Exercise brief: Work through the entries below and report how many lines include "text". The number alone is the answer.

Input for this task:
*-*-*
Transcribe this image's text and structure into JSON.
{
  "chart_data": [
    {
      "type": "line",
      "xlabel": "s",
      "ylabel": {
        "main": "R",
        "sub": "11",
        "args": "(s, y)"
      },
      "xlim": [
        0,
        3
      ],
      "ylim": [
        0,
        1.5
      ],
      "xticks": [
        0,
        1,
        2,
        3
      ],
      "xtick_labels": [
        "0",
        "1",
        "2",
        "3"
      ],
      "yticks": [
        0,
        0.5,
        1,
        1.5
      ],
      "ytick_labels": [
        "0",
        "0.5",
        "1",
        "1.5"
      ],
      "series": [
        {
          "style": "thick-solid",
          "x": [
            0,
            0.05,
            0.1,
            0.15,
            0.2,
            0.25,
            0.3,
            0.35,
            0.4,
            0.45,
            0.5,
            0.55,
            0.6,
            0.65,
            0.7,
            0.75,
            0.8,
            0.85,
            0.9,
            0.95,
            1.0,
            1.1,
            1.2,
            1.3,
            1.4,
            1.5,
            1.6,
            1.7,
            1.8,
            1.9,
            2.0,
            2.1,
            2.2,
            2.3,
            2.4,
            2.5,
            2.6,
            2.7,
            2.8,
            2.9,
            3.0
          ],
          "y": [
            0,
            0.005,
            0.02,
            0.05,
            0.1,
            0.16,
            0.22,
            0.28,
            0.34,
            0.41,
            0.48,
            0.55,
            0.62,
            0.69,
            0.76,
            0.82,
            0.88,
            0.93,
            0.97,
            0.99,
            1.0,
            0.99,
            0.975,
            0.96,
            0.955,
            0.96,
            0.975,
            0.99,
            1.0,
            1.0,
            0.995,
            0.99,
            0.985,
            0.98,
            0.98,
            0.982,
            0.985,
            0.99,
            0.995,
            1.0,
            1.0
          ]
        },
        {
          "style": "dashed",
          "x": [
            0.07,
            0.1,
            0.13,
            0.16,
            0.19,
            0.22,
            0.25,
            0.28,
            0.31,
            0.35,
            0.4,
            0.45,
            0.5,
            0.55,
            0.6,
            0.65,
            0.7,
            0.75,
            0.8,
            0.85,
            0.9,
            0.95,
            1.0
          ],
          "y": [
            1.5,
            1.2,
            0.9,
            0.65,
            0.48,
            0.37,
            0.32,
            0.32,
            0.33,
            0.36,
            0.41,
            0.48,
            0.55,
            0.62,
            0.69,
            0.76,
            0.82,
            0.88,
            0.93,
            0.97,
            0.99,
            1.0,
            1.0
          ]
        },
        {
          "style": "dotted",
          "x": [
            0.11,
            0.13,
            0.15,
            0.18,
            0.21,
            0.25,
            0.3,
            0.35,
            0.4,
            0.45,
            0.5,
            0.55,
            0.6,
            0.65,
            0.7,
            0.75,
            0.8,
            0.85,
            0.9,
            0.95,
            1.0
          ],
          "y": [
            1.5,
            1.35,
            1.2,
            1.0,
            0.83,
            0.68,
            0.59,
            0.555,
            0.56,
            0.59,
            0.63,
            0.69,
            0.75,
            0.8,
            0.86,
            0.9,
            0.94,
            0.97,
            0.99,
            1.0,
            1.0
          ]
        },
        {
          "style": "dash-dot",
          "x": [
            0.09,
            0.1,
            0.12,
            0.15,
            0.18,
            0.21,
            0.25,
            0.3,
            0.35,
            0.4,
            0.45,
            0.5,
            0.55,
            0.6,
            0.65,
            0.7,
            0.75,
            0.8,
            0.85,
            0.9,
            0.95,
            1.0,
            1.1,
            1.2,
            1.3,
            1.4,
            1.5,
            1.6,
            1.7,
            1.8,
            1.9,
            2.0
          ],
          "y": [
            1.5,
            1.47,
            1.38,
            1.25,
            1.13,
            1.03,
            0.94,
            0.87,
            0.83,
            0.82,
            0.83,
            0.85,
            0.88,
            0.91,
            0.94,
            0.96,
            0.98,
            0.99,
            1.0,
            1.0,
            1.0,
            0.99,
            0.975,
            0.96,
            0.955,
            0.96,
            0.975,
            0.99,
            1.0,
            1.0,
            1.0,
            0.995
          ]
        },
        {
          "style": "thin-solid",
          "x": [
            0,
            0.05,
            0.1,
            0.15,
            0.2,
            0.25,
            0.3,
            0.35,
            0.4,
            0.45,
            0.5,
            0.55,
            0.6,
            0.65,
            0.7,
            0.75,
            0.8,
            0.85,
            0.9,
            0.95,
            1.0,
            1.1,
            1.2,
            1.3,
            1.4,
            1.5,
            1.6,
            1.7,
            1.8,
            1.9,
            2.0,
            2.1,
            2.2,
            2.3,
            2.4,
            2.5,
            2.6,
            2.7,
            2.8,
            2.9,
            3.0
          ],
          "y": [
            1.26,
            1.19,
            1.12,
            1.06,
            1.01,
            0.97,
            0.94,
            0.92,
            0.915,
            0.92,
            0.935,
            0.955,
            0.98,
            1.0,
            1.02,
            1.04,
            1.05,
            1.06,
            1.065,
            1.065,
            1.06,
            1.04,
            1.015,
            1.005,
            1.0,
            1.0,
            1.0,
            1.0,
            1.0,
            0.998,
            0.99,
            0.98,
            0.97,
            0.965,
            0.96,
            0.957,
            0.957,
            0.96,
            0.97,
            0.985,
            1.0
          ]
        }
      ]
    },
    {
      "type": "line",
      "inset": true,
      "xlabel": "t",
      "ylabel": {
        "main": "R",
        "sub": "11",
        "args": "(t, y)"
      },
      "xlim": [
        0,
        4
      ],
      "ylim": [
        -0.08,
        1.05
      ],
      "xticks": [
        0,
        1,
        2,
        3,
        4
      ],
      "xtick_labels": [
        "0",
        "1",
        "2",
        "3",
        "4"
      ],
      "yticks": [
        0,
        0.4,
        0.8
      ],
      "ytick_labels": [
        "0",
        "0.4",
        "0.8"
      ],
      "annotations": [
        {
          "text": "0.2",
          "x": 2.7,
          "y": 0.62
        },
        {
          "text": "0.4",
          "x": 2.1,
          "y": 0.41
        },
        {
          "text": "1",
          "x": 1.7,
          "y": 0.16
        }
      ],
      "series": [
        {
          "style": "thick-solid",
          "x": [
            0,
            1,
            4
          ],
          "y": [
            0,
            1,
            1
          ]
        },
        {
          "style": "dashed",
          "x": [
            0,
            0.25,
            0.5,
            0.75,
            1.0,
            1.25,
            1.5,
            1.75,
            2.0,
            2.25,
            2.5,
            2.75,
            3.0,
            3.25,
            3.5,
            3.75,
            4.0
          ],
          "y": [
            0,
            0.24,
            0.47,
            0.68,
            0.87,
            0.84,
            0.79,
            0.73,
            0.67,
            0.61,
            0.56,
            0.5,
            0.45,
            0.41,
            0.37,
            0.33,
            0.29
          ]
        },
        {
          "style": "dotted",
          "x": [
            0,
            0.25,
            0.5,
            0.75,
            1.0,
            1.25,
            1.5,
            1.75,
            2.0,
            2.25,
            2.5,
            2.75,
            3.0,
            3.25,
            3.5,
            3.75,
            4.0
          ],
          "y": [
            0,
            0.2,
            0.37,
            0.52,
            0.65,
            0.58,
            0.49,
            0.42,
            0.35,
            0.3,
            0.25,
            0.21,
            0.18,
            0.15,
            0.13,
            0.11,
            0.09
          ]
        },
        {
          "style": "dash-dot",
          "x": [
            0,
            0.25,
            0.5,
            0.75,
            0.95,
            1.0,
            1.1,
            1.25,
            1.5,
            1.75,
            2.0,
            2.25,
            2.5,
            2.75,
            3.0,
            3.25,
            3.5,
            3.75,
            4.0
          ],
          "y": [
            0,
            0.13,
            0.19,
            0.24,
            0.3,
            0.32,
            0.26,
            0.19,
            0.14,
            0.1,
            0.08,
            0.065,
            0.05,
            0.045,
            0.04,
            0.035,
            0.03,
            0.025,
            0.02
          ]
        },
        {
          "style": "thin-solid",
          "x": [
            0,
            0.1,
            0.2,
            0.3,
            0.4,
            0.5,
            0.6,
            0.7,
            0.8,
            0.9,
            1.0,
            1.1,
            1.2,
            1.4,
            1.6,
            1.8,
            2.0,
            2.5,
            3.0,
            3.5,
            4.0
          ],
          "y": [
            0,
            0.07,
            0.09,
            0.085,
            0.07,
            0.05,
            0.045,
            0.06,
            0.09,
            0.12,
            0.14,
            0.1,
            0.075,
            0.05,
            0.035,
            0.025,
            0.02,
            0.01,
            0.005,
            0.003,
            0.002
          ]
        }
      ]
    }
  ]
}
*-*-*
Correct output: 4